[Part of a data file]
------------------------------------------------------------------------

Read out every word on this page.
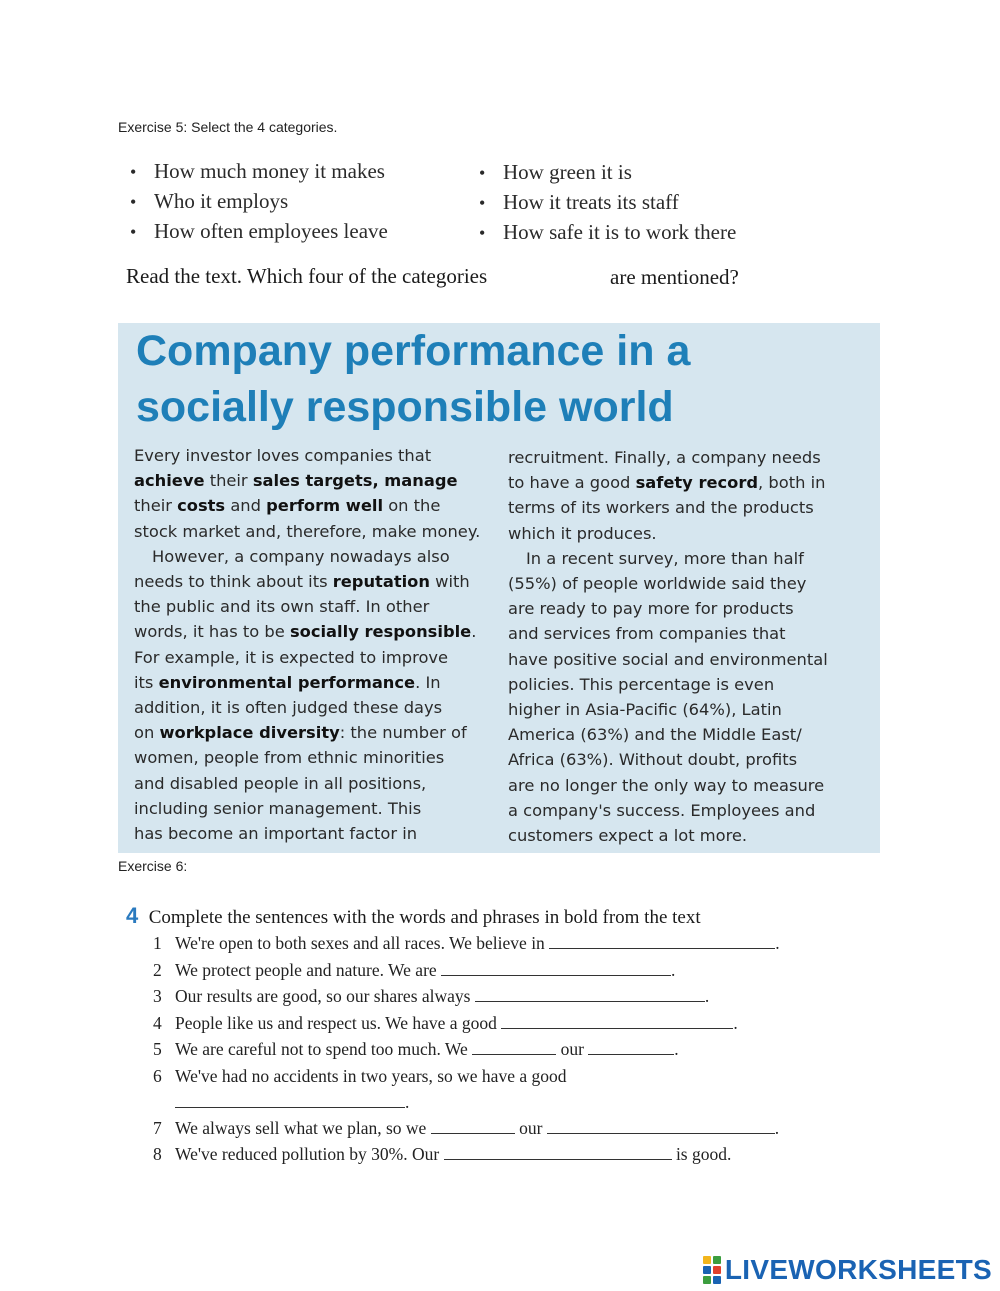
Exercise 5: Select the 4 categories.
• How much money it makes
• Who it employs
• How often employees leave
• How green it is
• How it treats its staff
• How safe it is to work there
Read the text. Which four of the categories	are mentioned?
Company performance in a
socially responsible world

Every investor loves companies that
achieve their sales targets, manage
their costs and perform well on the
stock market and, therefore, make money.

However, a company nowadays also
needs to think about its reputation with
the public and its own staff. In other
words, it has to be socially responsible.
For example, it is expected to improve
its environmental performance. In
addition, it is often judged these days
on workplace diversity: the number of
women, people from ethnic minorities
and disabled people in all positions,
including senior management. This
has become an important factor in

recruitment. Finally, a company needs
to have a good safety record, both in
terms of its workers and the products
which it produces.

In a recent survey, more than half
(55%) of people worldwide said they
are ready to pay more for products
and services from companies that
have positive social and environmental
policies. This percentage is even
higher in Asia-Pacific (64%), Latin
America (63%) and the Middle East/
Africa (63%). Without doubt, profits
are no longer the only way to measure
a company's success. Employees and
customers expect a lot more.

Exercise 6:
4 Complete the sentences with the words and phrases in bold from the text
1 We're open to both sexes and all races. We believe in	.
2 We protect people and nature. We are	.
3 Our results are good, so our shares always	.
4 People like us and respect us. We have a good	.
5 We are careful not to spend too much. We	our	.
6 We've had no accidents in two years, so we have a good
.
7 We always sell what we plan, so we	our	.
8 We've reduced pollution by 30%. Our	is good.
LIVEWORKSHEETS
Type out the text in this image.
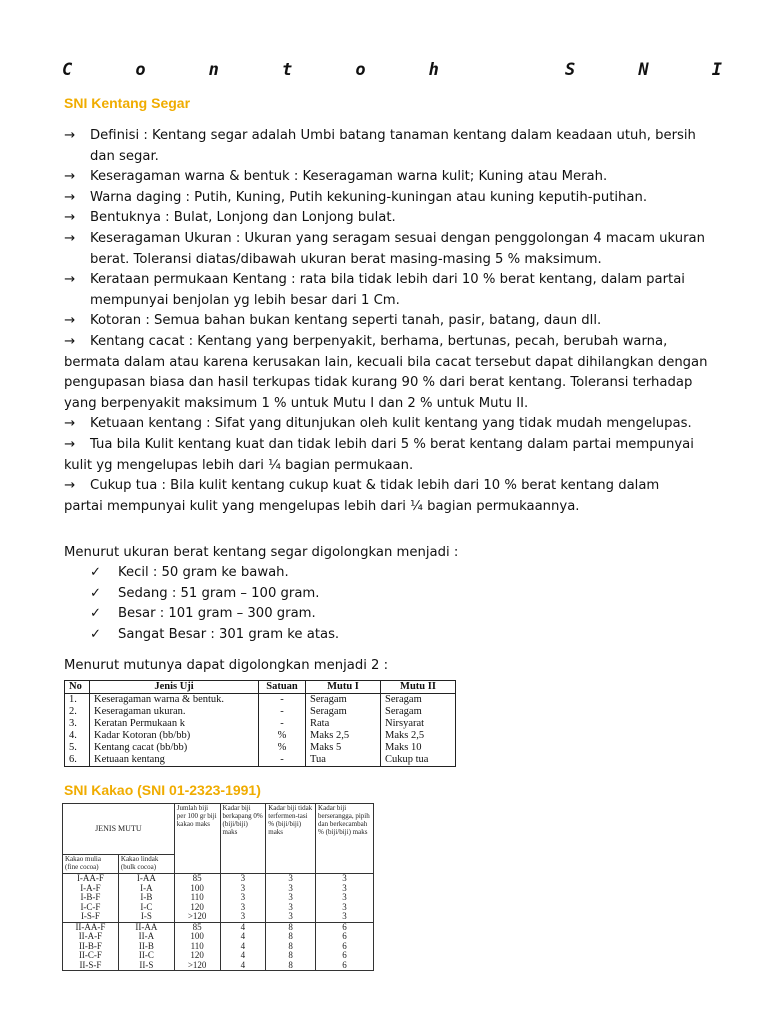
C	o	n	t	o	h	S	N	I
SNI Kentang Segar
→ Definisi : Kentang segar adalah Umbi batang tanaman kentang dalam keadaan utuh, bersih
dan segar.
→ Keseragaman warna & bentuk : Keseragaman warna kulit; Kuning atau Merah.
→ Warna daging : Putih, Kuning, Putih kekuning-kuningan atau kuning keputih-putihan.
→ Bentuknya : Bulat, Lonjong dan Lonjong bulat.
→ Keseragaman Ukuran : Ukuran yang seragam sesuai dengan penggolongan 4 macam ukuran
berat. Toleransi diatas/dibawah ukuran berat masing-masing 5 % maksimum.
→ Kerataan permukaan Kentang : rata bila tidak lebih dari 10 % berat kentang, dalam partai
mempunyai benjolan yg lebih besar dari 1 Cm.
→ Kotoran : Semua bahan bukan kentang seperti tanah, pasir, batang, daun dll.
→ Kentang cacat : Kentang yang berpenyakit, berhama, bertunas, pecah, berubah warna,
bermata dalam atau karena kerusakan lain, kecuali bila cacat tersebut dapat dihilangkan dengan
pengupasan biasa dan hasil terkupas tidak kurang 90 % dari berat kentang. Toleransi terhadap
yang berpenyakit maksimum 1 % untuk Mutu I dan 2 % untuk Mutu II.
→ Ketuaan kentang : Sifat yang ditunjukan oleh kulit kentang yang tidak mudah mengelupas.
→ Tua bila Kulit kentang kuat dan tidak lebih dari 5 % berat kentang dalam partai mempunyai
kulit yg mengelupas lebih dari ¼ bagian permukaan.
→ Cukup tua : Bila kulit kentang cukup kuat & tidak lebih dari 10 % berat kentang dalam
partai mempunyai kulit yang mengelupas lebih dari ¼ bagian permukaannya.
Menurut ukuran berat kentang segar digolongkan menjadi :
✓ Kecil : 50 gram ke bawah.
✓ Sedang : 51 gram – 100 gram.
✓ Besar : 101 gram – 300 gram.
✓ Sangat Besar : 301 gram ke atas.
Menurut mutunya dapat digolongkan menjadi 2 :
No	Jenis Uji	Satuan	Mutu I	Mutu II
1.	Keseragaman warna & bentuk.	-	Seragam	Seragam
2.	Keseragaman ukuran.	-	Seragam	Seragam
3.	Keratan Permukaan k	-	Rata	Nirsyarat
4.	Kadar Kotoran (bb/bb)	%	Maks 2,5	Maks 2,5
5.	Kentang cacat (bb/bb)	%	Maks 5	Maks 10
6.	Ketuaan kentang	-	Tua	Cukup tua
SNI Kakao (SNI 01-2323-1991)
JENIS MUTU		Jumlah biji per 100 gr biji kakao maks	Kadar biji berkapang 0% (biji/biji) maks	Kadar biji tidak terfermen-tasi % (biji/biji) maks	Kadar biji berserangga, pipih dan berkecambah % (biji/biji) maks
Kakao mulia (fine cocoa)	Kakao lindak (bulk cocoa)				
I-AA-F	I-AA	85	3	3	3
I-A-F	I-A	100	3	3	3
I-B-F	I-B	110	3	3	3
I-C-F	I-C	120	3	3	3
I-S-F	I-S	>120	3	3	3
II-AA-F	II-AA	85	4	8	6
II-A-F	II-A	100	4	8	6
II-B-F	II-B	110	4	8	6
II-C-F	II-C	120	4	8	6
II-S-F	II-S	>120	4	8	6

------------------------------------------------------------------------

Copy the whole of the material above exactly, but not its images.

▸ **Full response**:
Read out every word on this page.
Exercise 5: Select the 4 categories.
• How much money it makes
• Who it employs
• How often employees leave
• How green it is
• How it treats its staff
• How safe it is to work there
Read the text. Which four of the categories	are mentioned?
Company performance in a
socially responsible world

Every investor loves companies that
achieve their sales targets, manage
their costs and perform well on the
stock market and, therefore, make money.

However, a company nowadays also
needs to think about its reputation with
the public and its own staff. In other
words, it has to be socially responsible.
For example, it is expected to improve
its environmental performance. In
addition, it is often judged these days
on workplace diversity: the number of
women, people from ethnic minorities
and disabled people in all positions,
including senior management. This
has become an important factor in

recruitment. Finally, a company needs
to have a good safety record, both in
terms of its workers and the products
which it produces.

In a recent survey, more than half
(55%) of people worldwide said they
are ready to pay more for products
and services from companies that
have positive social and environmental
policies. This percentage is even
higher in Asia-Pacific (64%), Latin
America (63%) and the Middle East/
Africa (63%). Without doubt, profits
are no longer the only way to measure
a company's success. Employees and
customers expect a lot more.

Exercise 6:
4 Complete the sentences with the words and phrases in bold from the text
1 We're open to both sexes and all races. We believe in	.
2 We protect people and nature. We are	.
3 Our results are good, so our shares always	.
4 People like us and respect us. We have a good	.
5 We are careful not to spend too much. We	our	.
6 We've had no accidents in two years, so we have a good
.
7 We always sell what we plan, so we	our	.
8 We've reduced pollution by 30%. Our	is good.
LIVEWORKSHEETS
Type out the text in this image.
C	o	n	t	o	h	S	N	I
SNI Kentang Segar
→ Definisi : Kentang segar adalah Umbi batang tanaman kentang dalam keadaan utuh, bersih
dan segar.
→ Keseragaman warna & bentuk : Keseragaman warna kulit; Kuning atau Merah.
→ Warna daging : Putih, Kuning, Putih kekuning-kuningan atau kuning keputih-putihan.
→ Bentuknya : Bulat, Lonjong dan Lonjong bulat.
→ Keseragaman Ukuran : Ukuran yang seragam sesuai dengan penggolongan 4 macam ukuran
berat. Toleransi diatas/dibawah ukuran berat masing-masing 5 % maksimum.
→ Kerataan permukaan Kentang : rata bila tidak lebih dari 10 % berat kentang, dalam partai
mempunyai benjolan yg lebih besar dari 1 Cm.
→ Kotoran : Semua bahan bukan kentang seperti tanah, pasir, batang, daun dll.
→ Kentang cacat : Kentang yang berpenyakit, berhama, bertunas, pecah, berubah warna,
bermata dalam atau karena kerusakan lain, kecuali bila cacat tersebut dapat dihilangkan dengan
pengupasan biasa dan hasil terkupas tidak kurang 90 % dari berat kentang. Toleransi terhadap
yang berpenyakit maksimum 1 % untuk Mutu I dan 2 % untuk Mutu II.
→ Ketuaan kentang : Sifat yang ditunjukan oleh kulit kentang yang tidak mudah mengelupas.
→ Tua bila Kulit kentang kuat dan tidak lebih dari 5 % berat kentang dalam partai mempunyai
kulit yg mengelupas lebih dari ¼ bagian permukaan.
→ Cukup tua : Bila kulit kentang cukup kuat & tidak lebih dari 10 % berat kentang dalam
partai mempunyai kulit yang mengelupas lebih dari ¼ bagian permukaannya.
Menurut ukuran berat kentang segar digolongkan menjadi :
✓ Kecil : 50 gram ke bawah.
✓ Sedang : 51 gram – 100 gram.
✓ Besar : 101 gram – 300 gram.
✓ Sangat Besar : 301 gram ke atas.
Menurut mutunya dapat digolongkan menjadi 2 :
No	Jenis Uji	Satuan	Mutu I	Mutu II
1.	Keseragaman warna & bentuk.	-	Seragam	Seragam
2.	Keseragaman ukuran.	-	Seragam	Seragam
3.	Keratan Permukaan k	-	Rata	Nirsyarat
4.	Kadar Kotoran (bb/bb)	%	Maks 2,5	Maks 2,5
5.	Kentang cacat (bb/bb)	%	Maks 5	Maks 10
6.	Ketuaan kentang	-	Tua	Cukup tua
SNI Kakao (SNI 01-2323-1991)
JENIS MUTU		Jumlah biji per 100 gr biji kakao maks	Kadar biji berkapang 0% (biji/biji) maks	Kadar biji tidak terfermen-tasi % (biji/biji) maks	Kadar biji berserangga, pipih dan berkecambah % (biji/biji) maks
Kakao mulia (fine cocoa)	Kakao lindak (bulk cocoa)				
I-AA-F	I-AA	85	3	3	3
I-A-F	I-A	100	3	3	3
I-B-F	I-B	110	3	3	3
I-C-F	I-C	120	3	3	3
I-S-F	I-S	>120	3	3	3
II-AA-F	II-AA	85	4	8	6
II-A-F	II-A	100	4	8	6
II-B-F	II-B	110	4	8	6
II-C-F	II-C	120	4	8	6
II-S-F	II-S	>120	4	8	6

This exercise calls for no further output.